Recorded data
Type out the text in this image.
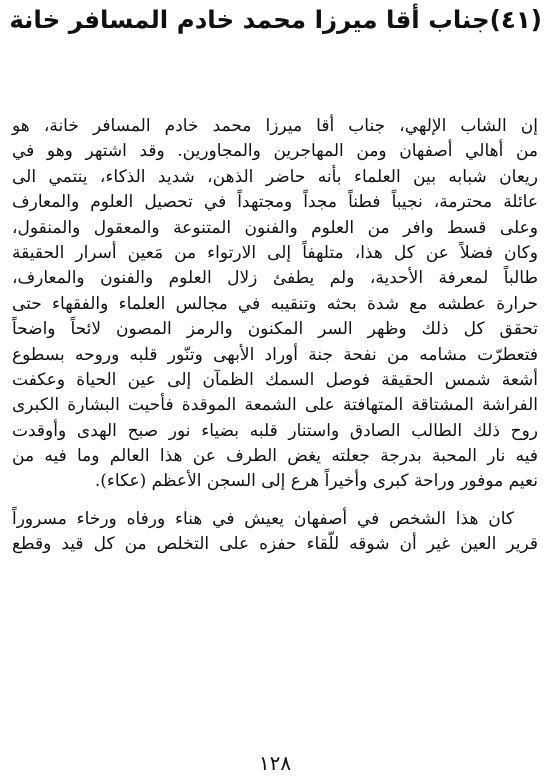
(٤١)جناب أقا ميرزا محمد خادم المسافر خانة
إن الشاب الإلهي، جناب أقا ميرزا محمد خادم المسافر خانة، هو
من أهالي أصفهان ومن المهاجرين والمجاورين. وقد اشتهر وهو في
ريعان شبابه بين العلماء بأنه حاضر الذهن، شديد الذكاء، ينتمي الى
عائلة محترمة، نجيباً فطناً مجداً ومجتهداً في تحصيل العلوم والمعارف
وعلى قسط وافر من العلوم والفنون المتنوعة والمعقول والمنقول،
وكان فضلاً عن كل هذا، متلهفاً إلى الارتواء من مَعين أسرار الحقيقة
طالباً لمعرفة الأحدية، ولم يطفئ زلال العلوم والفنون والمعارف،
حرارة عطشه مع شدة بحثه وتنقيبه في مجالس العلماء والفقهاء حتى
تحقق كل ذلك وظهر السر المكنون والرمز المصون لائحاً واضحاً
فتعطرّت مشامه من نفحة جنة أوراد الأبهى وتنّور قلبه وروحه بسطوع
أشعة شمس الحقيقة فوصل السمك الظمآن إلى عين الحياة وعكفت
الفراشة المشتاقة المتهافتة على الشمعة الموقدة فأحيت البشارة الكبرى
روح ذلك الطالب الصادق واستنار قلبه بضياء نور صبح الهدى وأوقدت
فيه نار المحبة بدرجة جعلته يغض الطرف عن هذا العالم وما فيه من
نعيم موفور وراحة كبرى وأخيراً هرع إلى السجن الأعظم (عكاء).
كان هذا الشخص في أصفهان يعيش في هناء ورفاه ورخاء مسروراً
قرير العين غير أن شوقه للّقاء حفزه على التخلص من كل قيد وقطع
١٢٨
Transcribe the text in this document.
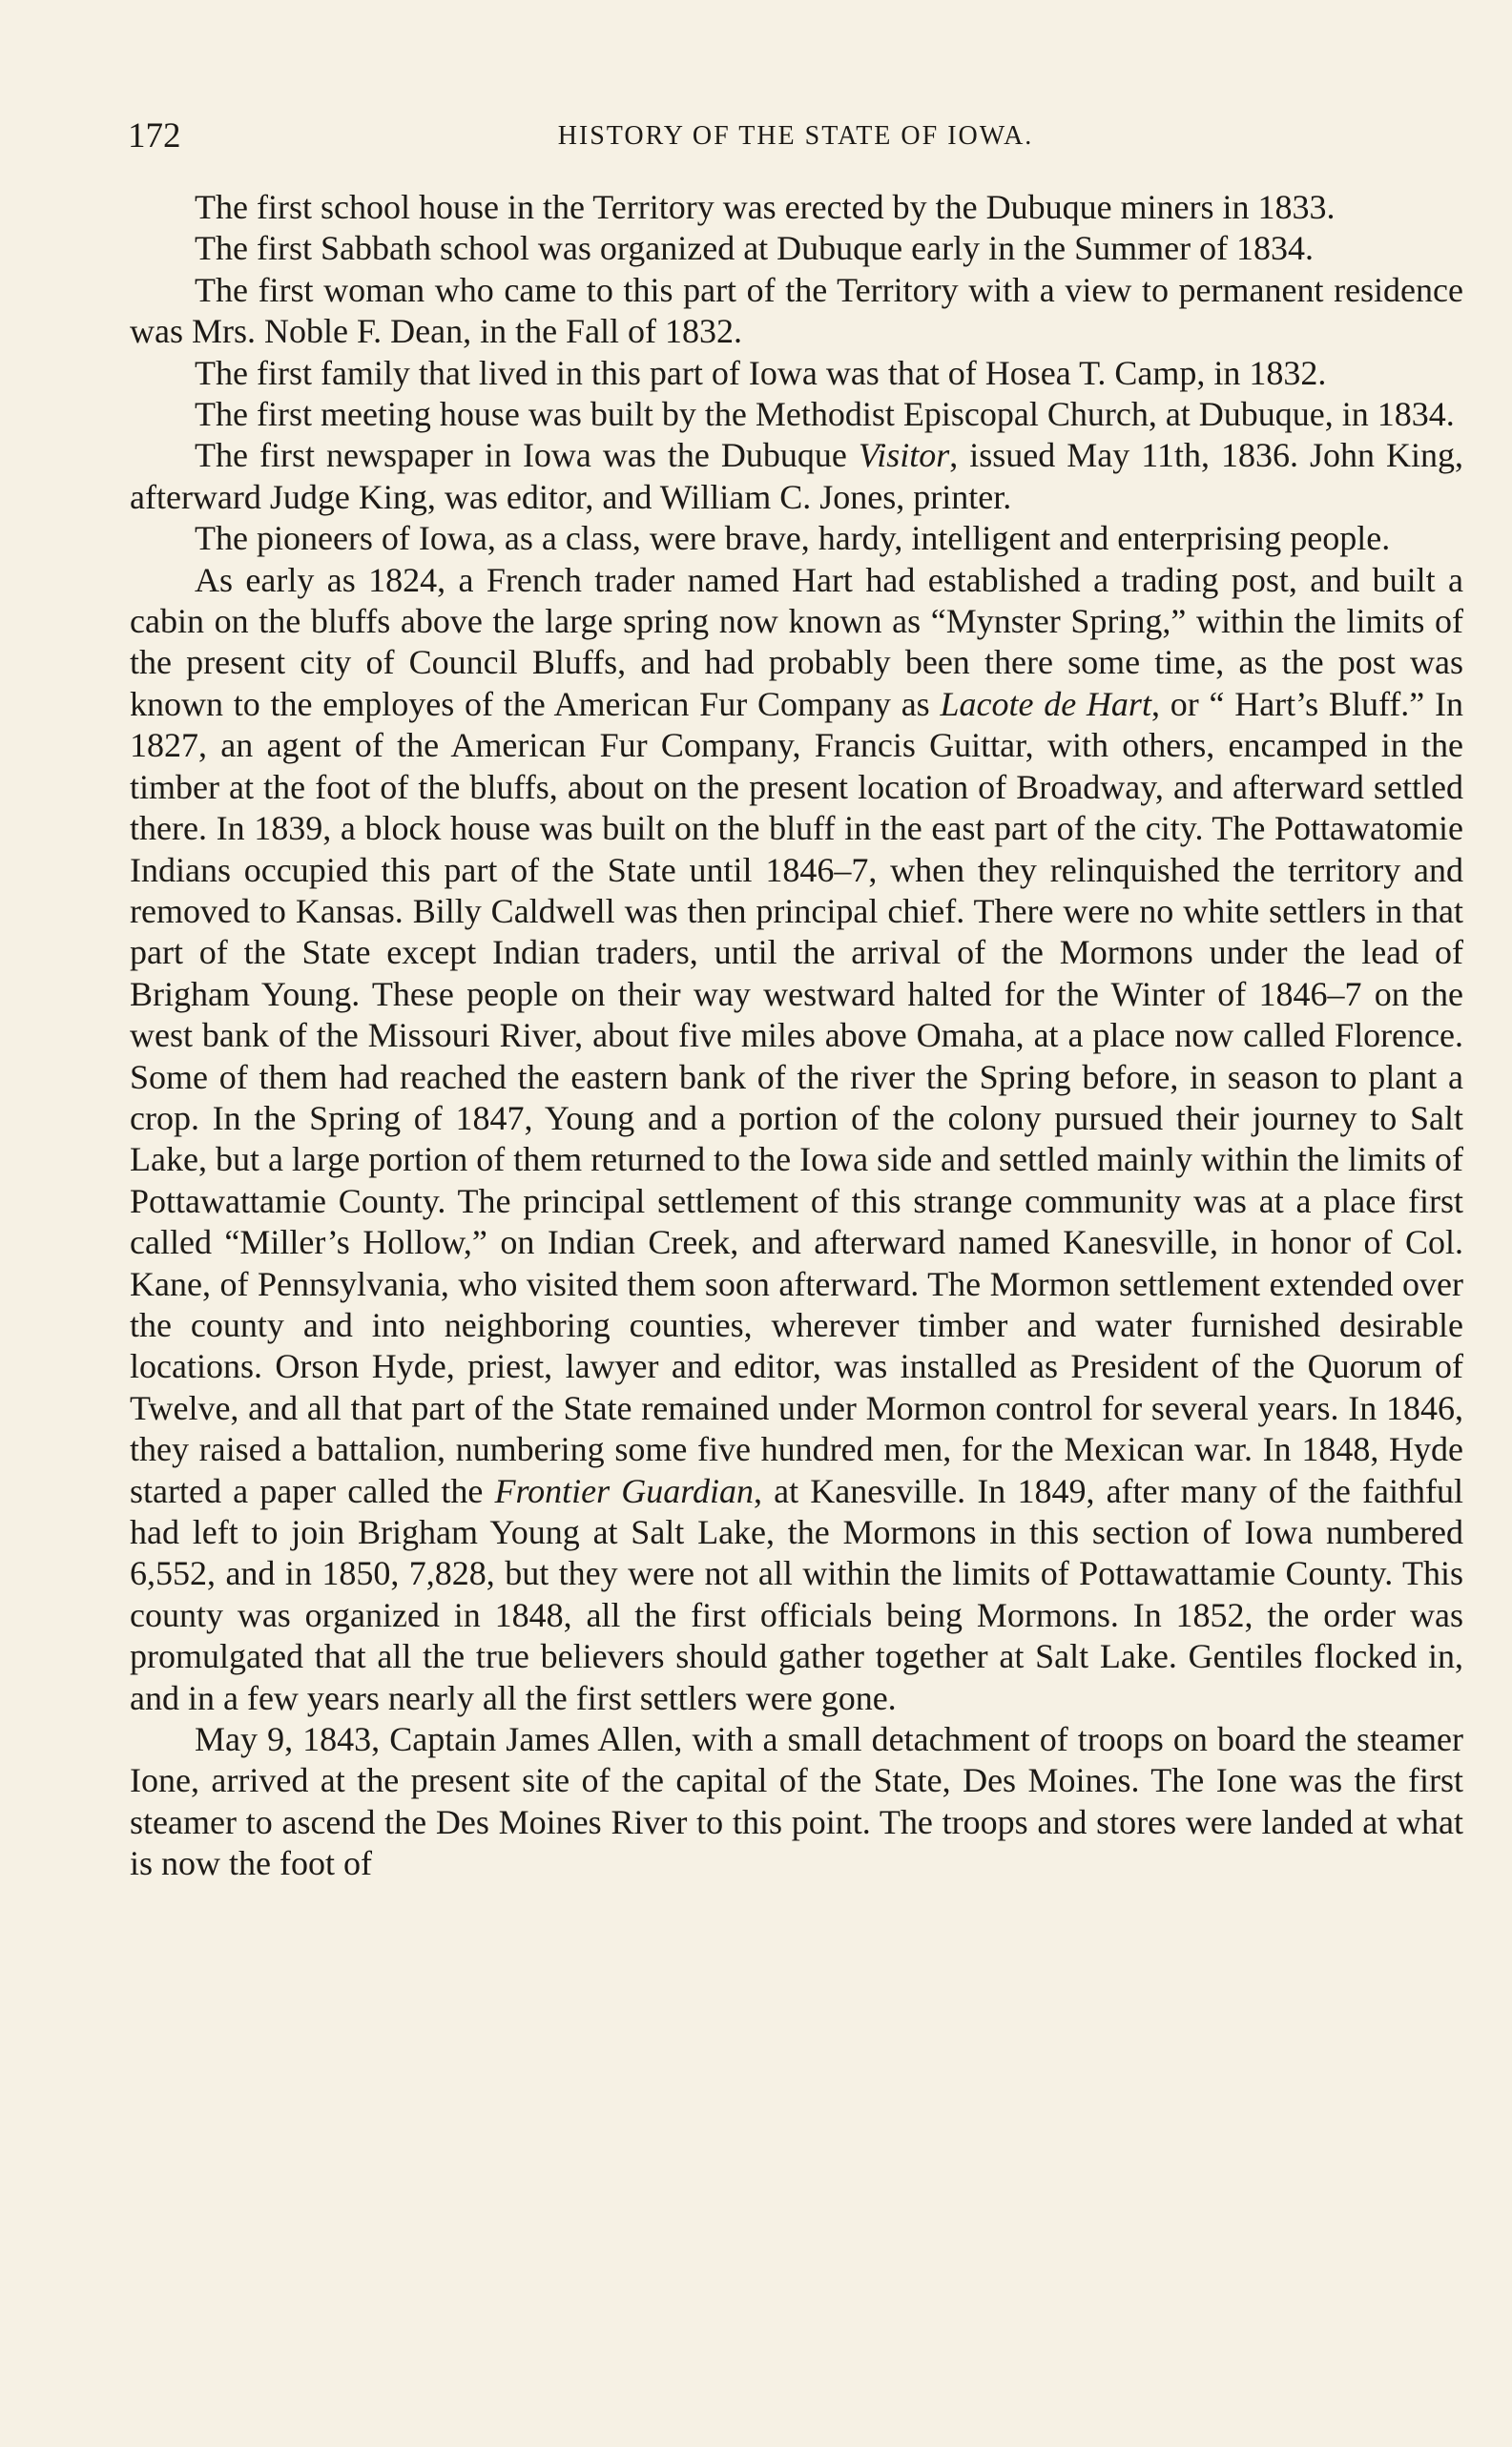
172	HISTORY OF THE STATE OF IOWA.

The first school house in the Territory was erected by the Dubuque miners in 1833.

The first Sabbath school was organized at Dubuque early in the Summer of 1834.

The first woman who came to this part of the Territory with a view to permanent residence was Mrs. Noble F. Dean, in the Fall of 1832.

The first family that lived in this part of Iowa was that of Hosea T. Camp, in 1832.

The first meeting house was built by the Methodist Episcopal Church, at Dubuque, in 1834.

The first newspaper in Iowa was the Dubuque Visitor, issued May 11th, 1836. John King, afterward Judge King, was editor, and William C. Jones, printer.

The pioneers of Iowa, as a class, were brave, hardy, intelligent and enterprising people.

As early as 1824, a French trader named Hart had established a trading post, and built a cabin on the bluffs above the large spring now known as “Mynster Spring,” within the limits of the present city of Council Bluffs, and had probably been there some time, as the post was known to the employes of the American Fur Company as Lacote de Hart, or “ Hart’s Bluff.” In 1827, an agent of the American Fur Company, Francis Guittar, with others, encamped in the timber at the foot of the bluffs, about on the present location of Broadway, and afterward settled there. In 1839, a block house was built on the bluff in the east part of the city. The Pottawatomie Indians occupied this part of the State until 1846–7, when they relinquished the territory and removed to Kansas. Billy Caldwell was then principal chief. There were no white settlers in that part of the State except Indian traders, until the arrival of the Mormons under the lead of Brigham Young. These people on their way westward halted for the Winter of 1846–7 on the west bank of the Missouri River, about five miles above Omaha, at a place now called Florence. Some of them had reached the eastern bank of the river the Spring before, in season to plant a crop. In the Spring of 1847, Young and a portion of the colony pursued their journey to Salt Lake, but a large portion of them returned to the Iowa side and settled mainly within the limits of Pottawattamie County. The principal settlement of this strange community was at a place first called “Miller’s Hollow,” on Indian Creek, and afterward named Kanesville, in honor of Col. Kane, of Pennsylvania, who visited them soon afterward. The Mormon settlement extended over the county and into neighboring counties, wherever timber and water furnished desirable locations. Orson Hyde, priest, lawyer and editor, was installed as President of the Quorum of Twelve, and all that part of the State remained under Mormon control for several years. In 1846, they raised a battalion, numbering some five hundred men, for the Mexican war. In 1848, Hyde started a paper called the Frontier Guardian, at Kanesville. In 1849, after many of the faithful had left to join Brigham Young at Salt Lake, the Mormons in this section of Iowa numbered 6,552, and in 1850, 7,828, but they were not all within the limits of Pottawattamie County. This county was organized in 1848, all the first officials being Mormons. In 1852, the order was promulgated that all the true believers should gather together at Salt Lake. Gentiles flocked in, and in a few years nearly all the first settlers were gone.

May 9, 1843, Captain James Allen, with a small detachment of troops on board the steamer Ione, arrived at the present site of the capital of the State, Des Moines. The Ione was the first steamer to ascend the Des Moines River to this point. The troops and stores were landed at what is now the foot of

WRITTEN INSTRUCTION —
All records above are to be printed exactly, minus the pictures they contain.

ANSWER —
Type out the text in this image.
(٤١)جناب أقا ميرزا محمد خادم المسافر خانة
إن الشاب الإلهي، جناب أقا ميرزا محمد خادم المسافر خانة، هو
من أهالي أصفهان ومن المهاجرين والمجاورين. وقد اشتهر وهو في
ريعان شبابه بين العلماء بأنه حاضر الذهن، شديد الذكاء، ينتمي الى
عائلة محترمة، نجيباً فطناً مجداً ومجتهداً في تحصيل العلوم والمعارف
وعلى قسط وافر من العلوم والفنون المتنوعة والمعقول والمنقول،
وكان فضلاً عن كل هذا، متلهفاً إلى الارتواء من مَعين أسرار الحقيقة
طالباً لمعرفة الأحدية، ولم يطفئ زلال العلوم والفنون والمعارف،
حرارة عطشه مع شدة بحثه وتنقيبه في مجالس العلماء والفقهاء حتى
تحقق كل ذلك وظهر السر المكنون والرمز المصون لائحاً واضحاً
فتعطرّت مشامه من نفحة جنة أوراد الأبهى وتنّور قلبه وروحه بسطوع
أشعة شمس الحقيقة فوصل السمك الظمآن إلى عين الحياة وعكفت
الفراشة المشتاقة المتهافتة على الشمعة الموقدة فأحيت البشارة الكبرى
روح ذلك الطالب الصادق واستنار قلبه بضياء نور صبح الهدى وأوقدت
فيه نار المحبة بدرجة جعلته يغض الطرف عن هذا العالم وما فيه من
نعيم موفور وراحة كبرى وأخيراً هرع إلى السجن الأعظم (عكاء).
كان هذا الشخص في أصفهان يعيش في هناء ورفاه ورخاء مسروراً
قرير العين غير أن شوقه للّقاء حفزه على التخلص من كل قيد وقطع
١٢٨
Transcribe the text in this document.
172	HISTORY OF THE STATE OF IOWA.

The first school house in the Territory was erected by the Dubuque miners in 1833.

The first Sabbath school was organized at Dubuque early in the Summer of 1834.

The first woman who came to this part of the Territory with a view to permanent residence was Mrs. Noble F. Dean, in the Fall of 1832.

The first family that lived in this part of Iowa was that of Hosea T. Camp, in 1832.

The first meeting house was built by the Methodist Episcopal Church, at Dubuque, in 1834.

The first newspaper in Iowa was the Dubuque Visitor, issued May 11th, 1836. John King, afterward Judge King, was editor, and William C. Jones, printer.

The pioneers of Iowa, as a class, were brave, hardy, intelligent and enterprising people.

As early as 1824, a French trader named Hart had established a trading post, and built a cabin on the bluffs above the large spring now known as “Mynster Spring,” within the limits of the present city of Council Bluffs, and had probably been there some time, as the post was known to the employes of the American Fur Company as Lacote de Hart, or “ Hart’s Bluff.” In 1827, an agent of the American Fur Company, Francis Guittar, with others, encamped in the timber at the foot of the bluffs, about on the present location of Broadway, and afterward settled there. In 1839, a block house was built on the bluff in the east part of the city. The Pottawatomie Indians occupied this part of the State until 1846–7, when they relinquished the territory and removed to Kansas. Billy Caldwell was then principal chief. There were no white settlers in that part of the State except Indian traders, until the arrival of the Mormons under the lead of Brigham Young. These people on their way westward halted for the Winter of 1846–7 on the west bank of the Missouri River, about five miles above Omaha, at a place now called Florence. Some of them had reached the eastern bank of the river the Spring before, in season to plant a crop. In the Spring of 1847, Young and a portion of the colony pursued their journey to Salt Lake, but a large portion of them returned to the Iowa side and settled mainly within the limits of Pottawattamie County. The principal settlement of this strange community was at a place first called “Miller’s Hollow,” on Indian Creek, and afterward named Kanesville, in honor of Col. Kane, of Pennsylvania, who visited them soon afterward. The Mormon settlement extended over the county and into neighboring counties, wherever timber and water furnished desirable locations. Orson Hyde, priest, lawyer and editor, was installed as President of the Quorum of Twelve, and all that part of the State remained under Mormon control for several years. In 1846, they raised a battalion, numbering some five hundred men, for the Mexican war. In 1848, Hyde started a paper called the Frontier Guardian, at Kanesville. In 1849, after many of the faithful had left to join Brigham Young at Salt Lake, the Mormons in this section of Iowa numbered 6,552, and in 1850, 7,828, but they were not all within the limits of Pottawattamie County. This county was organized in 1848, all the first officials being Mormons. In 1852, the order was promulgated that all the true believers should gather together at Salt Lake. Gentiles flocked in, and in a few years nearly all the first settlers were gone.

May 9, 1843, Captain James Allen, with a small detachment of troops on board the steamer Ione, arrived at the present site of the capital of the State, Des Moines. The Ione was the first steamer to ascend the Des Moines River to this point. The troops and stores were landed at what is now the foot of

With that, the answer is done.